As a movement, feminism takes on different flavours in different countries. That much is obvious. Fighting for equality in Kabul is not the same as fighting for equality in London. Empowerment for women in China is needed in a different way, not least because middle-class women are traditionally in charge of investing the household income earned by the man. But the assumption that those who speak English speak an English which can be mutually understood is a common misconception.
The online fight for equality brings other complications too; for one, accessibility dictated by how and why national media distribute particular news items. The headlines I scanned briefly on Saturday, August 12th, 2017 in between feeding my family and other household commitments included Angela Merkel’s progress in the run-up to the German election, and a suicide bomber killing fifteen in Pakistan. I heard about the events in Charlottesville a day later, and only then when an online American feminist suggested that my silence on Charlottesville could be seen as complicity. Feminism is intersectional, they said, and my silence was complicity. But as I have to repeatedly remind them, Britain is not America, and Europe is not the United States. There is no such country called Anglostan outside of the internet.
America is at war. I don’t like war, but fascism is oppression and as a believer in equality I will fight it. But the reason America is able to fight hard, maybe more effectively than the rest of us, is only because the intentions of each side are explicitly understood by the other. Trump has exposed it all in his unambiguous, racist misogyny. There is something to be said for his one-syllable simplicity. When you can’t understand someone else’s position, you cannot fight against it, and neither can you fight for it. Other more traditional politicians have known this for years. Accordingly, they cover their true intentions with clever words and lies, leaving the public bemused and apathetic.
#####
• TASK REQUIREMENTS:
[A] Name every place that the first paragraph of the essay on feminism mentions.
[B] Write out, as a numbered list, the part of the listing that runs from its first line through the line containing "volume-bar xyxy=(271,890,280,927)".

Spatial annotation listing
#####
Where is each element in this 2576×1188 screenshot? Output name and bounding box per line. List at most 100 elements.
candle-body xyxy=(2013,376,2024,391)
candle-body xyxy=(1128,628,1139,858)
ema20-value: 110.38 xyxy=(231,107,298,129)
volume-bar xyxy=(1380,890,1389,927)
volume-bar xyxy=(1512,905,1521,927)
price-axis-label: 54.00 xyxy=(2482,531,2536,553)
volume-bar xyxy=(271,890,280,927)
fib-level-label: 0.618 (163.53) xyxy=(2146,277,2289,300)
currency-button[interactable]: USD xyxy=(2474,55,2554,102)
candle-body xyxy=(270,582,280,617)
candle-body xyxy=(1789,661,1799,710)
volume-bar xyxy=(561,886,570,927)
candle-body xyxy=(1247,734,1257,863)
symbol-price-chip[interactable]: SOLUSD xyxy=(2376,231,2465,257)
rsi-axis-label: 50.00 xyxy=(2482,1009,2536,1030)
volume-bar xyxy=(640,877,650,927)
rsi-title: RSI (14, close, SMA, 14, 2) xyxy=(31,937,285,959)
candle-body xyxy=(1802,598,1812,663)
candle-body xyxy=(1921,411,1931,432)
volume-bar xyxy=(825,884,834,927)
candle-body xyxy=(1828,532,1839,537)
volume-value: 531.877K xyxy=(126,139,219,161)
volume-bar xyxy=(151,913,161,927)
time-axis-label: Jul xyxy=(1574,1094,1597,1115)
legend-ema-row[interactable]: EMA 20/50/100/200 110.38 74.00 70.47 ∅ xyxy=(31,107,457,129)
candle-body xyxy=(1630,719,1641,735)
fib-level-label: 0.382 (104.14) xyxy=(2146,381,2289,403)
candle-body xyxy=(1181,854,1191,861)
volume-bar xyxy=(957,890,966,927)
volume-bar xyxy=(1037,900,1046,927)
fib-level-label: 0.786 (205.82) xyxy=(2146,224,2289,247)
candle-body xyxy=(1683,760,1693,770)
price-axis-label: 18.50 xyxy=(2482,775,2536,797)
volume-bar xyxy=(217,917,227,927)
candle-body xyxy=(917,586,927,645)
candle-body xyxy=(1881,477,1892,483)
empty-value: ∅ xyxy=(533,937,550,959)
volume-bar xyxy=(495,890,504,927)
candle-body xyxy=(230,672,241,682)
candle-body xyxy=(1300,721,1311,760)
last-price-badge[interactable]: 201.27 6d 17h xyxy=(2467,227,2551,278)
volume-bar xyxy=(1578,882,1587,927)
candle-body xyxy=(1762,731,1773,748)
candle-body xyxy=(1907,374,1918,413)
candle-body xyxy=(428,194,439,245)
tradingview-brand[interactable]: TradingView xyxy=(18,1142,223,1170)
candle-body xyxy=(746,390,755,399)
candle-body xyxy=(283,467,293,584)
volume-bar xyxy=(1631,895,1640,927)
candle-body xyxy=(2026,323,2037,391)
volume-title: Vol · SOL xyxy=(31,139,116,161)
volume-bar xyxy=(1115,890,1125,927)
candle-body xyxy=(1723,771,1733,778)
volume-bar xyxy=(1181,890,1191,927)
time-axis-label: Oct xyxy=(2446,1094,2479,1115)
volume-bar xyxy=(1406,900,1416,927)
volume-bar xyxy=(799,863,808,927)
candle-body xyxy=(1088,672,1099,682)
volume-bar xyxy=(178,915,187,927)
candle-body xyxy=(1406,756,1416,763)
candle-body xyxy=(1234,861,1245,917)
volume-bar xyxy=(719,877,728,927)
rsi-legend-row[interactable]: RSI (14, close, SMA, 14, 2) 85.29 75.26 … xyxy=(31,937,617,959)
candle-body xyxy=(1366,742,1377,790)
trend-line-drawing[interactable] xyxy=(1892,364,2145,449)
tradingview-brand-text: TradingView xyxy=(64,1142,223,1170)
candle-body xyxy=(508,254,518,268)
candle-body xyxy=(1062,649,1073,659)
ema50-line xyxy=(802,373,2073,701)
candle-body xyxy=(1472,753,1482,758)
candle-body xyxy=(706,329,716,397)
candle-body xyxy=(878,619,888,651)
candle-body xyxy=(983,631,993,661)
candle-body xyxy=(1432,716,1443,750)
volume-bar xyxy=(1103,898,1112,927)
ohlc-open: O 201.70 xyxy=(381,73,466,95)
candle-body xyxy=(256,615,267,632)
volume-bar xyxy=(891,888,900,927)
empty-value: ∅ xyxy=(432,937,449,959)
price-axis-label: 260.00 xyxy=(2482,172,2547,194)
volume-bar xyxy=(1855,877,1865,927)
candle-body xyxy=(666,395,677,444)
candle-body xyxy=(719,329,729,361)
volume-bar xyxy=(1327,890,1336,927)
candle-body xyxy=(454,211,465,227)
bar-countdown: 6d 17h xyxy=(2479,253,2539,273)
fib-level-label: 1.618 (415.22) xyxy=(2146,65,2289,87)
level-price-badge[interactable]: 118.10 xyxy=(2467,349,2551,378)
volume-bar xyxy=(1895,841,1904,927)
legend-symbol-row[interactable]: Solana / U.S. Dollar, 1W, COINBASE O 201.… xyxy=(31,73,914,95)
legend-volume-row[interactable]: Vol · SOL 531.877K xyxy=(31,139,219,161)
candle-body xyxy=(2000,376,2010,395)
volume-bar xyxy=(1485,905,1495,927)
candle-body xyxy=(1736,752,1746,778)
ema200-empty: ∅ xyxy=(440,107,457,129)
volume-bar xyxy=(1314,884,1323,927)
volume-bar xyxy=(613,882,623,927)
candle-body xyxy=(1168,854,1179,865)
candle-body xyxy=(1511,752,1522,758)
#####
• PER-TASK ANSWERS:
[A] Kabul, London, China

[B]
1. Where is each element in this 2576×1188 screenshot? Output name and bounding box per line. List at most 100 elements.
2. candle-body xyxy=(2013,376,2024,391)
3. candle-body xyxy=(1128,628,1139,858)
4. ema20-value: 110.38 xyxy=(231,107,298,129)
5. volume-bar xyxy=(1380,890,1389,927)
6. volume-bar xyxy=(1512,905,1521,927)
7. price-axis-label: 54.00 xyxy=(2482,531,2536,553)
8. volume-bar xyxy=(271,890,280,927)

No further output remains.